== Given problem ==
Repeat all the records exactly, omitting pictures.

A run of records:

........

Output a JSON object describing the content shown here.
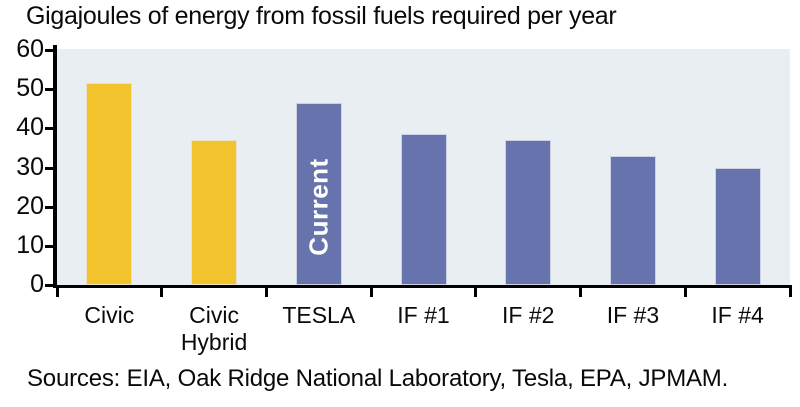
{
  "footer": {
    "sources": "Sources: EIA, Oak Ridge National Laboratory, Tesla, EPA, JPMAM."
  },
  "chart_data": {
    "type": "bar",
    "title": "Gigajoules of energy from fossil fuels required per year",
    "categories": [
      "Civic",
      "Civic\nHybrid",
      "TESLA",
      "IF #1",
      "IF #2",
      "IF #3",
      "IF #4"
    ],
    "values": [
      51.5,
      37,
      46.5,
      38.5,
      37,
      33,
      30
    ],
    "bar_colors": [
      "#F2C32D",
      "#F2C32D",
      "#6673AD",
      "#6673AD",
      "#6673AD",
      "#6673AD",
      "#6673AD"
    ],
    "annotation": {
      "category_index": 2,
      "text": "Current",
      "color": "#FFFFFF"
    },
    "xlabel": "",
    "ylabel": "",
    "ylim": [
      0,
      60
    ],
    "yticks": [
      0,
      10,
      20,
      30,
      40,
      50,
      60
    ],
    "grid": false,
    "legend": "none",
    "plot_background": "#E9EEF2",
    "axis_color": "#000000",
    "yellow_series_note": "Civic and Civic Hybrid bars are yellow; TESLA and IF bars are blue-purple"
  }
}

........

== Expected answer ==
Output a JSON object describing the content shown here.
{
  "footer": {
    "sources": "Sources: EIA, Oak Ridge National Laboratory, Tesla, EPA, JPMAM."
  },
  "chart_data": {
    "type": "bar",
    "title": "Gigajoules of energy from fossil fuels required per year",
    "categories": [
      "Civic",
      "Civic\nHybrid",
      "TESLA",
      "IF #1",
      "IF #2",
      "IF #3",
      "IF #4"
    ],
    "values": [
      51.5,
      37,
      46.5,
      38.5,
      37,
      33,
      30
    ],
    "bar_colors": [
      "#F2C32D",
      "#F2C32D",
      "#6673AD",
      "#6673AD",
      "#6673AD",
      "#6673AD",
      "#6673AD"
    ],
    "annotation": {
      "category_index": 2,
      "text": "Current",
      "color": "#FFFFFF"
    },
    "xlabel": "",
    "ylabel": "",
    "ylim": [
      0,
      60
    ],
    "yticks": [
      0,
      10,
      20,
      30,
      40,
      50,
      60
    ],
    "grid": false,
    "legend": "none",
    "plot_background": "#E9EEF2",
    "axis_color": "#000000",
    "yellow_series_note": "Civic and Civic Hybrid bars are yellow; TESLA and IF bars are blue-purple"
  }
}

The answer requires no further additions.